--- BEGIN TASK MATERIAL ---

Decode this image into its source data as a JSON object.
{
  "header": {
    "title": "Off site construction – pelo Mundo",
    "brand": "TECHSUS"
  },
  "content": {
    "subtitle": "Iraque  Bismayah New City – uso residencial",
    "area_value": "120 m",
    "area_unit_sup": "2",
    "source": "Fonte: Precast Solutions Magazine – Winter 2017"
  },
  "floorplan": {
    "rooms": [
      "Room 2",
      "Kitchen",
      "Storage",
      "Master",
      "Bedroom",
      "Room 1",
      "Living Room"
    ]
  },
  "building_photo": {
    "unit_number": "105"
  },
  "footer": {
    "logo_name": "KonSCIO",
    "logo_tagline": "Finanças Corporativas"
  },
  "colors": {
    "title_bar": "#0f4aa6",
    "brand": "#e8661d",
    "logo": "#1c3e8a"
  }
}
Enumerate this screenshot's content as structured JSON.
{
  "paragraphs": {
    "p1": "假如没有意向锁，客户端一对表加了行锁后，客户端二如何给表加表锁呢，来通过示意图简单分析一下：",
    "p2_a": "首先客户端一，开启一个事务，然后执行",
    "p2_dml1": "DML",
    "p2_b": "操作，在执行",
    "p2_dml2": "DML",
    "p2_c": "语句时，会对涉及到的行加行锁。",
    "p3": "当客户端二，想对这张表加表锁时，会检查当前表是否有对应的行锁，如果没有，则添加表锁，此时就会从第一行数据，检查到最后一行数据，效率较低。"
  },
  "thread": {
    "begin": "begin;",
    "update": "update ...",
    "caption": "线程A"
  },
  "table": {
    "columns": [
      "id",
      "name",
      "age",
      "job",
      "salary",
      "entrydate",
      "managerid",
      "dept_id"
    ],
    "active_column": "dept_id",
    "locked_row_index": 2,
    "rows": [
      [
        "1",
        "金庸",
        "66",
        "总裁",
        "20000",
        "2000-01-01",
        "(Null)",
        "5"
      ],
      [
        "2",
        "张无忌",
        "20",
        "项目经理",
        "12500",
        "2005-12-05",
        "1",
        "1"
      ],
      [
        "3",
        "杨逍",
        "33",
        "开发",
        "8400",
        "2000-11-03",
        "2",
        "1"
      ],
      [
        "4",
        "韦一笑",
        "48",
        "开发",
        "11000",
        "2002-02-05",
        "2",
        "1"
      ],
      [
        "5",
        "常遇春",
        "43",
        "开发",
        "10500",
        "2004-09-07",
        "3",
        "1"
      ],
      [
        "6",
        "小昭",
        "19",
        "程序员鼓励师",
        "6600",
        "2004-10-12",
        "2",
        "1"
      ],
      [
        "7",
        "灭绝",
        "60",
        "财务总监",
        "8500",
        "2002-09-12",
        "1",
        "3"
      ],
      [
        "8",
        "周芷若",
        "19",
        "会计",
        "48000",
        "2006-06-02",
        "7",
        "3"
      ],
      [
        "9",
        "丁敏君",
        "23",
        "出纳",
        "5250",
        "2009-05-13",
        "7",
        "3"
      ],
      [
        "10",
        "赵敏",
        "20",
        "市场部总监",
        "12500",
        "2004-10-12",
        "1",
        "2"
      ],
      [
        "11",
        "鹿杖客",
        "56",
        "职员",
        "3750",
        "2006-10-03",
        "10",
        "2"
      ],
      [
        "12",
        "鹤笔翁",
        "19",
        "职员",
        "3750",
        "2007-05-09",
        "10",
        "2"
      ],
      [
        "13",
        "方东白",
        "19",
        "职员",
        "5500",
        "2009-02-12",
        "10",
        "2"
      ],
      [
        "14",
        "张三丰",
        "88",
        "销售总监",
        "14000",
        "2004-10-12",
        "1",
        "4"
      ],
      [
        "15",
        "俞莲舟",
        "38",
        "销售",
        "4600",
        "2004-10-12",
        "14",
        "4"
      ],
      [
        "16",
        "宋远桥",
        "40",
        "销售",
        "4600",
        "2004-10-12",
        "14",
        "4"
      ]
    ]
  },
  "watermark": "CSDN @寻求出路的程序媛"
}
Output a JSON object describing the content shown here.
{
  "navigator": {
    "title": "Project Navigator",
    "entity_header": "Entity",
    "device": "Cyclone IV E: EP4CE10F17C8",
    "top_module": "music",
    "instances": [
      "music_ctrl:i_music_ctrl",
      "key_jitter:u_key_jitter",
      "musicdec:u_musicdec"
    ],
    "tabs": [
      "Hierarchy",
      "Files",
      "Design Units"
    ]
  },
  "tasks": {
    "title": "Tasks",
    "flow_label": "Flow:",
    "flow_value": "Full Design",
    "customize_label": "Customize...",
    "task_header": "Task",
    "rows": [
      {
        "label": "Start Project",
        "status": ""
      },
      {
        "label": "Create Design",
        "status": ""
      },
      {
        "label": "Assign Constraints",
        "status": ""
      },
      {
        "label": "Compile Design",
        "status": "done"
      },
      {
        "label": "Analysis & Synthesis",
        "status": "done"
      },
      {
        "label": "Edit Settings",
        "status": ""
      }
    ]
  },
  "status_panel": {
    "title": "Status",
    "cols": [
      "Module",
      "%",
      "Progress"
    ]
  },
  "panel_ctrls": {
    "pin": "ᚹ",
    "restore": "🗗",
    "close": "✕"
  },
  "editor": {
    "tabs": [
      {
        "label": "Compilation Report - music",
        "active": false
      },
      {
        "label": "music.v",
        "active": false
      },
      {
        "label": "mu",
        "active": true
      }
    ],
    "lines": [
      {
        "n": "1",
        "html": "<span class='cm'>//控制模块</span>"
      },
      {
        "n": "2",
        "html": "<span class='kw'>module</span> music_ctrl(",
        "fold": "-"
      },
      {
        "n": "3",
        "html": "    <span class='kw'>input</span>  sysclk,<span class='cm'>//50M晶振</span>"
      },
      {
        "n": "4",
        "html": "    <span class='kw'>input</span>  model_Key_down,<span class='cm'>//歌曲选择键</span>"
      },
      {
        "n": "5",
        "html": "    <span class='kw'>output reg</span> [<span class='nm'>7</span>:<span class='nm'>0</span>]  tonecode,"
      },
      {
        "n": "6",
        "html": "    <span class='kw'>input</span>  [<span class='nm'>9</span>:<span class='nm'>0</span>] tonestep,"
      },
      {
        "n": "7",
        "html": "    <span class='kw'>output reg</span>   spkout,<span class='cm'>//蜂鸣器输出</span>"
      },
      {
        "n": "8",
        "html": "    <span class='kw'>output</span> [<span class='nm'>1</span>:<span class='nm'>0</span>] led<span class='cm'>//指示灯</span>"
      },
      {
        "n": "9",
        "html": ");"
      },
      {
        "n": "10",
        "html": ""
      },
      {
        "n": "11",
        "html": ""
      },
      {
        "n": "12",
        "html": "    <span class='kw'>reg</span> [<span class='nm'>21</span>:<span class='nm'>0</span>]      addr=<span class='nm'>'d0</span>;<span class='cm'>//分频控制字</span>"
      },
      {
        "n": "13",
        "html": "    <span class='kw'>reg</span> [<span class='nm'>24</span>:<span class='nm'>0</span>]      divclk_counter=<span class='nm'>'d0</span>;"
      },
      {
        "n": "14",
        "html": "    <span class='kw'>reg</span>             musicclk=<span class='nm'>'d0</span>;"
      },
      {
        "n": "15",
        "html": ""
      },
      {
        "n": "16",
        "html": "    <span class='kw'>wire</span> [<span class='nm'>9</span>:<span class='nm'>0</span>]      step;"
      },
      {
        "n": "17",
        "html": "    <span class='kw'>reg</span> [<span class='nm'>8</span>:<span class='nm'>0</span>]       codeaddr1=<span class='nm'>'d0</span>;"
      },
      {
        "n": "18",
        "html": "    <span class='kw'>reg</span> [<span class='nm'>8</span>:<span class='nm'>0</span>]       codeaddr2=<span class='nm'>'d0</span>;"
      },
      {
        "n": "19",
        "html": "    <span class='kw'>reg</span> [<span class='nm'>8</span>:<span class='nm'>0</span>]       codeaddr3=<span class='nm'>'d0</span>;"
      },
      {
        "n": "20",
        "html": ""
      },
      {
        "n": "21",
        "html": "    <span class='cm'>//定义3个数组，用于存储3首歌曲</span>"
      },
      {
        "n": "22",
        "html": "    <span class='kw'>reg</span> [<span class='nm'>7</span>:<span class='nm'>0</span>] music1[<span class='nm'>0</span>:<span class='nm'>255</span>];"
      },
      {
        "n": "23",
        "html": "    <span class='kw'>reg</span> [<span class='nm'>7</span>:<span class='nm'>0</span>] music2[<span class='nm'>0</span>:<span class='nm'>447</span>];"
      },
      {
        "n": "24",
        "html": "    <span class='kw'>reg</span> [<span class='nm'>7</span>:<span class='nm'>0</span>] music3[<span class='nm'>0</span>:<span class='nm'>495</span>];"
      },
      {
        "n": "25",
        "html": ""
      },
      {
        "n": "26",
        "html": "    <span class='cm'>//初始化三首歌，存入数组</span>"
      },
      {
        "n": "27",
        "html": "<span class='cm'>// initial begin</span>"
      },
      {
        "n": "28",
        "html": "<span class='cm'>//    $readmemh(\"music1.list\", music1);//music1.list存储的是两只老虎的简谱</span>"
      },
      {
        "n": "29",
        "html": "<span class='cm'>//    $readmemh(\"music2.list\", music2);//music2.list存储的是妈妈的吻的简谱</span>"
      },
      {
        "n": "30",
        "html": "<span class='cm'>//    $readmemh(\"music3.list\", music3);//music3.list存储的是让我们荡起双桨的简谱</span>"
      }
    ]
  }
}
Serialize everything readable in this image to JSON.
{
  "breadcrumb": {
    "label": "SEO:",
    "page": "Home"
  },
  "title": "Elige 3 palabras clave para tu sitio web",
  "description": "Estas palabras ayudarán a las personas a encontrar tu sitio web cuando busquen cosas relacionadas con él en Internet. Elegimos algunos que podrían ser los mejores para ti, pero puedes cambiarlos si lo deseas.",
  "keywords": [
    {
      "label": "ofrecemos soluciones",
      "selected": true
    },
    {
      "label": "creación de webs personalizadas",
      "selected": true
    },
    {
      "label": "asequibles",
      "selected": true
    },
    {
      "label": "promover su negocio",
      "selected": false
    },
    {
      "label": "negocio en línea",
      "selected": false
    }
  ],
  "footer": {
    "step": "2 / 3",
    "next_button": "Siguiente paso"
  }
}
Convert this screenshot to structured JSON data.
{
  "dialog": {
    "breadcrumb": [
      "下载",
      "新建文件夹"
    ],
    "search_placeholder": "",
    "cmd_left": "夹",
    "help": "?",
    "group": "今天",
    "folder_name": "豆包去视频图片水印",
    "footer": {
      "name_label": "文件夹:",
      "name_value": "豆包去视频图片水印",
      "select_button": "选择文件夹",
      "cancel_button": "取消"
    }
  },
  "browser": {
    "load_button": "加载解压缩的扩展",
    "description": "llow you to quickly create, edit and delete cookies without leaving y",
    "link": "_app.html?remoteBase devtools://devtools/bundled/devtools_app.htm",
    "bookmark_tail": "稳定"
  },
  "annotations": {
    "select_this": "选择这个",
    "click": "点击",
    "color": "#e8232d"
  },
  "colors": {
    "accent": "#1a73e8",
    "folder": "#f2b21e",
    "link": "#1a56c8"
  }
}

--- END TASK MATERIAL ---

◆ **EXERCISE PROMPT**: Reproduce each line of the material containing the word "list".

◆ **SOLVED PROBLEM**:
        "html": "<span class='cm'>//    $readmemh(\"music1.list\", music1);//music1.list存储的是两只老虎的简谱</span>"
        "html": "<span class='cm'>//    $readmemh(\"music2.list\", music2);//music2.list存储的是妈妈的吻的简谱</span>"
        "html": "<span class='cm'>//    $readmemh(\"music3.list\", music3);//music3.list存储的是让我们荡起双桨的简谱</span>"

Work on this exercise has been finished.